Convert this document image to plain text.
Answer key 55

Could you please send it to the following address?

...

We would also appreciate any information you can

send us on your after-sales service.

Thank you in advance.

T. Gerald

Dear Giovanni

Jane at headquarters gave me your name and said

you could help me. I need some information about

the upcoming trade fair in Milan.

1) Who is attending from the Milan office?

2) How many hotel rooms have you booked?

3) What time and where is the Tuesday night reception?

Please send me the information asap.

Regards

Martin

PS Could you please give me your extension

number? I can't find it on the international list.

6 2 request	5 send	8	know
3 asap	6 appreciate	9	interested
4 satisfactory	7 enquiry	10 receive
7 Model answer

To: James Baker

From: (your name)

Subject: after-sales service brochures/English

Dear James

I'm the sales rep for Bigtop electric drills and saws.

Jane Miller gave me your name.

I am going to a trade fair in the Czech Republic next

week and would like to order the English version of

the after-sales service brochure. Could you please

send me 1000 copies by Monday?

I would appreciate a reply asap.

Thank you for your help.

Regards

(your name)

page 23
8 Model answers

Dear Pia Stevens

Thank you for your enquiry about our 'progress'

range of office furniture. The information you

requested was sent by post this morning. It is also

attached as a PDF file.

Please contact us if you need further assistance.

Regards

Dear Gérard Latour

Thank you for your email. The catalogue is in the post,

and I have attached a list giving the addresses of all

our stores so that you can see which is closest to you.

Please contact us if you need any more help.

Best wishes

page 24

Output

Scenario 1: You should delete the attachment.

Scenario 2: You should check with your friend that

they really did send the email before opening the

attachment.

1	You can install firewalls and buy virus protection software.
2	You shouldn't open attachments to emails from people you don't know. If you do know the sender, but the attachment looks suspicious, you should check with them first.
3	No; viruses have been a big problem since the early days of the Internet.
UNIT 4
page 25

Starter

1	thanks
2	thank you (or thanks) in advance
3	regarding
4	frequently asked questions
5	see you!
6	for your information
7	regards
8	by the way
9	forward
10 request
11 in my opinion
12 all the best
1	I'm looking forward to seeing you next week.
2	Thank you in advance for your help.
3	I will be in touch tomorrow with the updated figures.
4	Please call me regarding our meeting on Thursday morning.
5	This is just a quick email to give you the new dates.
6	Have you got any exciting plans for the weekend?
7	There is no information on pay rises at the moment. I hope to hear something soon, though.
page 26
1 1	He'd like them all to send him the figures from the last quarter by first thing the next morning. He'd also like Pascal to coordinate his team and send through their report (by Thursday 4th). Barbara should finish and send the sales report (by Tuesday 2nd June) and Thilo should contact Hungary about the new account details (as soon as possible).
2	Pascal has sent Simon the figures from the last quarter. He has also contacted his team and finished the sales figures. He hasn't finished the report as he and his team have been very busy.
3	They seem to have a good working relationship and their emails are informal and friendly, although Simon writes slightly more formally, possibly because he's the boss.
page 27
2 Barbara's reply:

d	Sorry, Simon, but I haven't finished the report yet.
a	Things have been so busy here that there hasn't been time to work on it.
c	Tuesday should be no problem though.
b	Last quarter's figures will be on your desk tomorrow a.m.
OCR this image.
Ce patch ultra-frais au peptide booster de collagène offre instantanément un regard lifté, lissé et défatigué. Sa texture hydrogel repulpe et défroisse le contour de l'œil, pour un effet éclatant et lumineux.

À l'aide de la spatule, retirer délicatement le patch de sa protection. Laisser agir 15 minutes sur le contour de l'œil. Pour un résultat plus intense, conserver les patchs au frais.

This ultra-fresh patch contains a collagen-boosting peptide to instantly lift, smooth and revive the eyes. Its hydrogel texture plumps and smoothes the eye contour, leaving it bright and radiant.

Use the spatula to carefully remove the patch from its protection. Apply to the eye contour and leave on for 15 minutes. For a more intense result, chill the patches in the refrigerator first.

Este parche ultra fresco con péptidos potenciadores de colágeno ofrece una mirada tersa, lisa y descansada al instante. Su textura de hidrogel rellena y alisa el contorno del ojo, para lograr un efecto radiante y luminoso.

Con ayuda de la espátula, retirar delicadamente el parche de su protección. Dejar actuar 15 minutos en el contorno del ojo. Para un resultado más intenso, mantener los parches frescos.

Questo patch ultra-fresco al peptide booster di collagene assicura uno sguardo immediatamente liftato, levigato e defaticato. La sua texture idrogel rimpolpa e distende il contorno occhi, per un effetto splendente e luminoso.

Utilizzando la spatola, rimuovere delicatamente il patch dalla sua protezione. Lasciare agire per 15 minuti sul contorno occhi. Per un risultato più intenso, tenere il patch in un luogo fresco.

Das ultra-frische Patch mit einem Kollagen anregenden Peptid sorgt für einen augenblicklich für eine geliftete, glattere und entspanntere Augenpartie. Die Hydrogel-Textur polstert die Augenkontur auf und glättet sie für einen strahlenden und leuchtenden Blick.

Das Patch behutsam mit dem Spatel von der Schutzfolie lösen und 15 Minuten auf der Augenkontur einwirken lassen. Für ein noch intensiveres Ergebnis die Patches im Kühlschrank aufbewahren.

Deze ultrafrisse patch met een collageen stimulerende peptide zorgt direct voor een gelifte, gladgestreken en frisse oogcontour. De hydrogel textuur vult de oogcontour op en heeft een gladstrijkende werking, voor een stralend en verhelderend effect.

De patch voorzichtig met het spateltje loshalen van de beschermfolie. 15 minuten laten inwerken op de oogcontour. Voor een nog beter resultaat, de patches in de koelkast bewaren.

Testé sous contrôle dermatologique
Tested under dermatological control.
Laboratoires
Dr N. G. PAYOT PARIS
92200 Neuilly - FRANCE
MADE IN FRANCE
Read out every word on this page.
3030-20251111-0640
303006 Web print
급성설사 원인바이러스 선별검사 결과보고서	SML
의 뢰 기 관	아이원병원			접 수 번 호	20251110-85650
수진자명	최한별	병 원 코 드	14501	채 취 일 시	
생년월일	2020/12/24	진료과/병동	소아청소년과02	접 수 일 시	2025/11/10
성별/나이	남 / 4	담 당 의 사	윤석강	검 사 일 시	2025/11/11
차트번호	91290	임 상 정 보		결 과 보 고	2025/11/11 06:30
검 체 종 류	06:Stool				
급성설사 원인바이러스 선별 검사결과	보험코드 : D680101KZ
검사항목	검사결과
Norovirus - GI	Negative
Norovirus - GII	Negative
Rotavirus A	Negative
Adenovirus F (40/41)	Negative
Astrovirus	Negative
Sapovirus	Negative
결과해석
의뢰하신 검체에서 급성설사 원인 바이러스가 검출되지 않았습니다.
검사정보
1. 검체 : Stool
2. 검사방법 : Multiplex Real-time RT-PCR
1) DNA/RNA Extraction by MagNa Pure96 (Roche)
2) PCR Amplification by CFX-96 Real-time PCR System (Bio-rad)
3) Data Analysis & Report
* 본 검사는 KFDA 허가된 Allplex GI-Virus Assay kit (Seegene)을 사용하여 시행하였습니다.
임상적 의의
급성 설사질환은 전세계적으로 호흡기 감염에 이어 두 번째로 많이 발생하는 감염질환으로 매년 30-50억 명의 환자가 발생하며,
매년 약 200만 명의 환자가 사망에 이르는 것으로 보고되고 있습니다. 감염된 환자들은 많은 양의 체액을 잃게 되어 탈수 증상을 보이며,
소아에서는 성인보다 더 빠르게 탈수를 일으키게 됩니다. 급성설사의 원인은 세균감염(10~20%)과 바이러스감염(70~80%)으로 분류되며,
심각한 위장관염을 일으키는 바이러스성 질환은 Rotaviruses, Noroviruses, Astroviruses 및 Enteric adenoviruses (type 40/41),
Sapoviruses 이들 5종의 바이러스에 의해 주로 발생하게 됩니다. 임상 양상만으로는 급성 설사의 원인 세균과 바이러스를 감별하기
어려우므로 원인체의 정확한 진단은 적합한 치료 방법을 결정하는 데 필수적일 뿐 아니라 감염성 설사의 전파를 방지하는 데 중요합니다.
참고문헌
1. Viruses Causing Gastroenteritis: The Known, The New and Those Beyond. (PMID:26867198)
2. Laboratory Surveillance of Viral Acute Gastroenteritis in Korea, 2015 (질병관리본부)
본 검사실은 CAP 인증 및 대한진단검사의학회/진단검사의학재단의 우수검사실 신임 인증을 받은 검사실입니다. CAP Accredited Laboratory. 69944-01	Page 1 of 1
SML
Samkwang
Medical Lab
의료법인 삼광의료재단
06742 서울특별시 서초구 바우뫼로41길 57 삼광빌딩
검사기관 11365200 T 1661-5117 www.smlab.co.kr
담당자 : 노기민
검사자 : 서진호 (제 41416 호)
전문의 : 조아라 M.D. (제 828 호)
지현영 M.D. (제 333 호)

__PROBLEM DESCRIPTION__.
Working from the records above, find how many lines contain the string "intenso" and answer with the bare number.

__TASK OUTPUT__.
2